Data records
● ● ● ●
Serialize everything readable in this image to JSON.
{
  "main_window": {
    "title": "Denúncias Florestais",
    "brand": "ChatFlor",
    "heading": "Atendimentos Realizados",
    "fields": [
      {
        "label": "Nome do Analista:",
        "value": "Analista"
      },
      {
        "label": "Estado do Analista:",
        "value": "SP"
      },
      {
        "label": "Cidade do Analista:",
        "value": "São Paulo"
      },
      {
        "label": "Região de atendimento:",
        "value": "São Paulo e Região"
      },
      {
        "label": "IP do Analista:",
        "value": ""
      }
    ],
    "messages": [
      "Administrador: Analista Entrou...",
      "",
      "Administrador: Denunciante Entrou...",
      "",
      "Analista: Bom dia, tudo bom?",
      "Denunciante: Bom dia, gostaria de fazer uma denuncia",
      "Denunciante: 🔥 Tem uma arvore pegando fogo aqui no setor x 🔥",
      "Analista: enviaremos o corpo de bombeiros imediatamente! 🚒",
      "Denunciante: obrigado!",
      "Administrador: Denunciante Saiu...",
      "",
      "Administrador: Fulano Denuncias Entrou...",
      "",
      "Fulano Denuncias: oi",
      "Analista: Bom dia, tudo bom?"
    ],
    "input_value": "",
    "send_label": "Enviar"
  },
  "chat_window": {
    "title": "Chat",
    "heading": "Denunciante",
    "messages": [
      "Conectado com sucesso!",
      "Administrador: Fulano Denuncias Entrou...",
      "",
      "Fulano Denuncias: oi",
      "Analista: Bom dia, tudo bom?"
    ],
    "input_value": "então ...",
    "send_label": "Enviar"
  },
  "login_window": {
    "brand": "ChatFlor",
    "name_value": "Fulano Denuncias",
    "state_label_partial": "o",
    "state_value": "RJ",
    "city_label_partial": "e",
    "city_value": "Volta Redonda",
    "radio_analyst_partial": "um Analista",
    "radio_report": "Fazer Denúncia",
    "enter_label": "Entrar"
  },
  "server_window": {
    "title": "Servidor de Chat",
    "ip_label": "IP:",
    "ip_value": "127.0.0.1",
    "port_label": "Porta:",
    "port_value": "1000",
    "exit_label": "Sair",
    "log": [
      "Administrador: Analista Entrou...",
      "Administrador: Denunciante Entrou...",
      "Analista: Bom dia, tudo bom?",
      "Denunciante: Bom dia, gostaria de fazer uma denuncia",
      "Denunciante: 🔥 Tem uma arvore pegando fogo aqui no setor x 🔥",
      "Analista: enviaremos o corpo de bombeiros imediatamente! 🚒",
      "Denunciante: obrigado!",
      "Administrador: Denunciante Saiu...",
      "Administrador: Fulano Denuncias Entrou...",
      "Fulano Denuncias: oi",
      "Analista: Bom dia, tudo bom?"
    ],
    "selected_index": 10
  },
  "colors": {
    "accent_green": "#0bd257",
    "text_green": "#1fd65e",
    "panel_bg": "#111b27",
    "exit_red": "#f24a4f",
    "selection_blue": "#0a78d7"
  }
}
● ● ● ●
Recite the full listing above exactly.

▶ **Answer in full**:
Serialize everything readable in this image to JSON.
{
  "main_window": {
    "title": "Denúncias Florestais",
    "brand": "ChatFlor",
    "heading": "Atendimentos Realizados",
    "fields": [
      {
        "label": "Nome do Analista:",
        "value": "Analista"
      },
      {
        "label": "Estado do Analista:",
        "value": "SP"
      },
      {
        "label": "Cidade do Analista:",
        "value": "São Paulo"
      },
      {
        "label": "Região de atendimento:",
        "value": "São Paulo e Região"
      },
      {
        "label": "IP do Analista:",
        "value": ""
      }
    ],
    "messages": [
      "Administrador: Analista Entrou...",
      "",
      "Administrador: Denunciante Entrou...",
      "",
      "Analista: Bom dia, tudo bom?",
      "Denunciante: Bom dia, gostaria de fazer uma denuncia",
      "Denunciante: 🔥 Tem uma arvore pegando fogo aqui no setor x 🔥",
      "Analista: enviaremos o corpo de bombeiros imediatamente! 🚒",
      "Denunciante: obrigado!",
      "Administrador: Denunciante Saiu...",
      "",
      "Administrador: Fulano Denuncias Entrou...",
      "",
      "Fulano Denuncias: oi",
      "Analista: Bom dia, tudo bom?"
    ],
    "input_value": "",
    "send_label": "Enviar"
  },
  "chat_window": {
    "title": "Chat",
    "heading": "Denunciante",
    "messages": [
      "Conectado com sucesso!",
      "Administrador: Fulano Denuncias Entrou...",
      "",
      "Fulano Denuncias: oi",
      "Analista: Bom dia, tudo bom?"
    ],
    "input_value": "então ...",
    "send_label": "Enviar"
  },
  "login_window": {
    "brand": "ChatFlor",
    "name_value": "Fulano Denuncias",
    "state_label_partial": "o",
    "state_value": "RJ",
    "city_label_partial": "e",
    "city_value": "Volta Redonda",
    "radio_analyst_partial": "um Analista",
    "radio_report": "Fazer Denúncia",
    "enter_label": "Entrar"
  },
  "server_window": {
    "title": "Servidor de Chat",
    "ip_label": "IP:",
    "ip_value": "127.0.0.1",
    "port_label": "Porta:",
    "port_value": "1000",
    "exit_label": "Sair",
    "log": [
      "Administrador: Analista Entrou...",
      "Administrador: Denunciante Entrou...",
      "Analista: Bom dia, tudo bom?",
      "Denunciante: Bom dia, gostaria de fazer uma denuncia",
      "Denunciante: 🔥 Tem uma arvore pegando fogo aqui no setor x 🔥",
      "Analista: enviaremos o corpo de bombeiros imediatamente! 🚒",
      "Denunciante: obrigado!",
      "Administrador: Denunciante Saiu...",
      "Administrador: Fulano Denuncias Entrou...",
      "Fulano Denuncias: oi",
      "Analista: Bom dia, tudo bom?"
    ],
    "selected_index": 10
  },
  "colors": {
    "accent_green": "#0bd257",
    "text_green": "#1fd65e",
    "panel_bg": "#111b27",
    "exit_red": "#f24a4f",
    "selection_blue": "#0a78d7"
  }
}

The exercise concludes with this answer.